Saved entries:

** Start **

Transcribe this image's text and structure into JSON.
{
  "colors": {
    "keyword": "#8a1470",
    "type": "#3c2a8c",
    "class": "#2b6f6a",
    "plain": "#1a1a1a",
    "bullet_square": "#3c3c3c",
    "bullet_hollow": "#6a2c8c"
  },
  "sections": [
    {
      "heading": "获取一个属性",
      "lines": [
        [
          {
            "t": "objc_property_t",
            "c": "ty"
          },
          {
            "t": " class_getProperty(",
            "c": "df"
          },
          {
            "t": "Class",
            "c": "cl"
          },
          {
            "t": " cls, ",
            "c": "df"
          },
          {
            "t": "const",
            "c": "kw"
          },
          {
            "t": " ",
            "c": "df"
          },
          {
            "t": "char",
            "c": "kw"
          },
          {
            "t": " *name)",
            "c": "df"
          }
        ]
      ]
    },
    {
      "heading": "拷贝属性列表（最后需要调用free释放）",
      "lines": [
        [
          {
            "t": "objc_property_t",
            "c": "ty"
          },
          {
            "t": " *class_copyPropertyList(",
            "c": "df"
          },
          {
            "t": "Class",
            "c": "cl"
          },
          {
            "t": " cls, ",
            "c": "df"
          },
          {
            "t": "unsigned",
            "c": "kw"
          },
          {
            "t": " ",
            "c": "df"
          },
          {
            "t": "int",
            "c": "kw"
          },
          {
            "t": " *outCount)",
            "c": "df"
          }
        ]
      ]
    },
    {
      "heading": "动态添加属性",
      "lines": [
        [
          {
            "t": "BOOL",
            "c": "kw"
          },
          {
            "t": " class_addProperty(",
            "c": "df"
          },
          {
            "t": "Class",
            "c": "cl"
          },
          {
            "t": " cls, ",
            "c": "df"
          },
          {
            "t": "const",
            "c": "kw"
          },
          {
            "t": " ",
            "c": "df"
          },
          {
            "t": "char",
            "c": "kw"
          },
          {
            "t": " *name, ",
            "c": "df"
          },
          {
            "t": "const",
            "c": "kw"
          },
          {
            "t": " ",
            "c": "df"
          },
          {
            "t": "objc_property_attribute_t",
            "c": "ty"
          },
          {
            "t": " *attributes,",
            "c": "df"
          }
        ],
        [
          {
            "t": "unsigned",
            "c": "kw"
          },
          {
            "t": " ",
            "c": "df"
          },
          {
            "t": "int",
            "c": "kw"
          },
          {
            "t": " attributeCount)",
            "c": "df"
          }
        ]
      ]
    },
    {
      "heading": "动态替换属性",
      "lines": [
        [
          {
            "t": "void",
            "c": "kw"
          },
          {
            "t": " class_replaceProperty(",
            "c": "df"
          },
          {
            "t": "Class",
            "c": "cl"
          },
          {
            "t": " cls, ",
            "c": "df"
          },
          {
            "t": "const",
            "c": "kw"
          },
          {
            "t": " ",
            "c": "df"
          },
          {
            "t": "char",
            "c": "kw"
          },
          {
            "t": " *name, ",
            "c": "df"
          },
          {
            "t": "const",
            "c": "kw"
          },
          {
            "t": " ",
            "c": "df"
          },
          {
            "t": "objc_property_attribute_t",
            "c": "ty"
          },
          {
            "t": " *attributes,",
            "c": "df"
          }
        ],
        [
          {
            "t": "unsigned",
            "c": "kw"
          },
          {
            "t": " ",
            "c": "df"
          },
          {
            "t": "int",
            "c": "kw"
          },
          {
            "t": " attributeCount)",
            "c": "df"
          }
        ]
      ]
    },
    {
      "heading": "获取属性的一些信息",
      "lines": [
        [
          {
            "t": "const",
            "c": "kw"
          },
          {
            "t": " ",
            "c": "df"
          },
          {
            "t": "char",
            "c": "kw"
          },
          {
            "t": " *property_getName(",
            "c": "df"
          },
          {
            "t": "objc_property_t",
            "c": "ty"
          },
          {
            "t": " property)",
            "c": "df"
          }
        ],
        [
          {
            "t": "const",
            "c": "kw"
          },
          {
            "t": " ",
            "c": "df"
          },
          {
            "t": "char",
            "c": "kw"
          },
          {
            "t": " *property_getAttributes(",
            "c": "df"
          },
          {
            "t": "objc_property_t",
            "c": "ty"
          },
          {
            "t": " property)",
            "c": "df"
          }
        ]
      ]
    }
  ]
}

** End **

WHAT TO WORK ON: All of the lines above need to be given again exactly.

CORRECT RESPONSE:
Transcribe this image's text and structure into JSON.
{
  "colors": {
    "keyword": "#8a1470",
    "type": "#3c2a8c",
    "class": "#2b6f6a",
    "plain": "#1a1a1a",
    "bullet_square": "#3c3c3c",
    "bullet_hollow": "#6a2c8c"
  },
  "sections": [
    {
      "heading": "获取一个属性",
      "lines": [
        [
          {
            "t": "objc_property_t",
            "c": "ty"
          },
          {
            "t": " class_getProperty(",
            "c": "df"
          },
          {
            "t": "Class",
            "c": "cl"
          },
          {
            "t": " cls, ",
            "c": "df"
          },
          {
            "t": "const",
            "c": "kw"
          },
          {
            "t": " ",
            "c": "df"
          },
          {
            "t": "char",
            "c": "kw"
          },
          {
            "t": " *name)",
            "c": "df"
          }
        ]
      ]
    },
    {
      "heading": "拷贝属性列表（最后需要调用free释放）",
      "lines": [
        [
          {
            "t": "objc_property_t",
            "c": "ty"
          },
          {
            "t": " *class_copyPropertyList(",
            "c": "df"
          },
          {
            "t": "Class",
            "c": "cl"
          },
          {
            "t": " cls, ",
            "c": "df"
          },
          {
            "t": "unsigned",
            "c": "kw"
          },
          {
            "t": " ",
            "c": "df"
          },
          {
            "t": "int",
            "c": "kw"
          },
          {
            "t": " *outCount)",
            "c": "df"
          }
        ]
      ]
    },
    {
      "heading": "动态添加属性",
      "lines": [
        [
          {
            "t": "BOOL",
            "c": "kw"
          },
          {
            "t": " class_addProperty(",
            "c": "df"
          },
          {
            "t": "Class",
            "c": "cl"
          },
          {
            "t": " cls, ",
            "c": "df"
          },
          {
            "t": "const",
            "c": "kw"
          },
          {
            "t": " ",
            "c": "df"
          },
          {
            "t": "char",
            "c": "kw"
          },
          {
            "t": " *name, ",
            "c": "df"
          },
          {
            "t": "const",
            "c": "kw"
          },
          {
            "t": " ",
            "c": "df"
          },
          {
            "t": "objc_property_attribute_t",
            "c": "ty"
          },
          {
            "t": " *attributes,",
            "c": "df"
          }
        ],
        [
          {
            "t": "unsigned",
            "c": "kw"
          },
          {
            "t": " ",
            "c": "df"
          },
          {
            "t": "int",
            "c": "kw"
          },
          {
            "t": " attributeCount)",
            "c": "df"
          }
        ]
      ]
    },
    {
      "heading": "动态替换属性",
      "lines": [
        [
          {
            "t": "void",
            "c": "kw"
          },
          {
            "t": " class_replaceProperty(",
            "c": "df"
          },
          {
            "t": "Class",
            "c": "cl"
          },
          {
            "t": " cls, ",
            "c": "df"
          },
          {
            "t": "const",
            "c": "kw"
          },
          {
            "t": " ",
            "c": "df"
          },
          {
            "t": "char",
            "c": "kw"
          },
          {
            "t": " *name, ",
            "c": "df"
          },
          {
            "t": "const",
            "c": "kw"
          },
          {
            "t": " ",
            "c": "df"
          },
          {
            "t": "objc_property_attribute_t",
            "c": "ty"
          },
          {
            "t": " *attributes,",
            "c": "df"
          }
        ],
        [
          {
            "t": "unsigned",
            "c": "kw"
          },
          {
            "t": " ",
            "c": "df"
          },
          {
            "t": "int",
            "c": "kw"
          },
          {
            "t": " attributeCount)",
            "c": "df"
          }
        ]
      ]
    },
    {
      "heading": "获取属性的一些信息",
      "lines": [
        [
          {
            "t": "const",
            "c": "kw"
          },
          {
            "t": " ",
            "c": "df"
          },
          {
            "t": "char",
            "c": "kw"
          },
          {
            "t": " *property_getName(",
            "c": "df"
          },
          {
            "t": "objc_property_t",
            "c": "ty"
          },
          {
            "t": " property)",
            "c": "df"
          }
        ],
        [
          {
            "t": "const",
            "c": "kw"
          },
          {
            "t": " ",
            "c": "df"
          },
          {
            "t": "char",
            "c": "kw"
          },
          {
            "t": " *property_getAttributes(",
            "c": "df"
          },
          {
            "t": "objc_property_t",
            "c": "ty"
          },
          {
            "t": " property)",
            "c": "df"
          }
        ]
      ]
    }
  ]
}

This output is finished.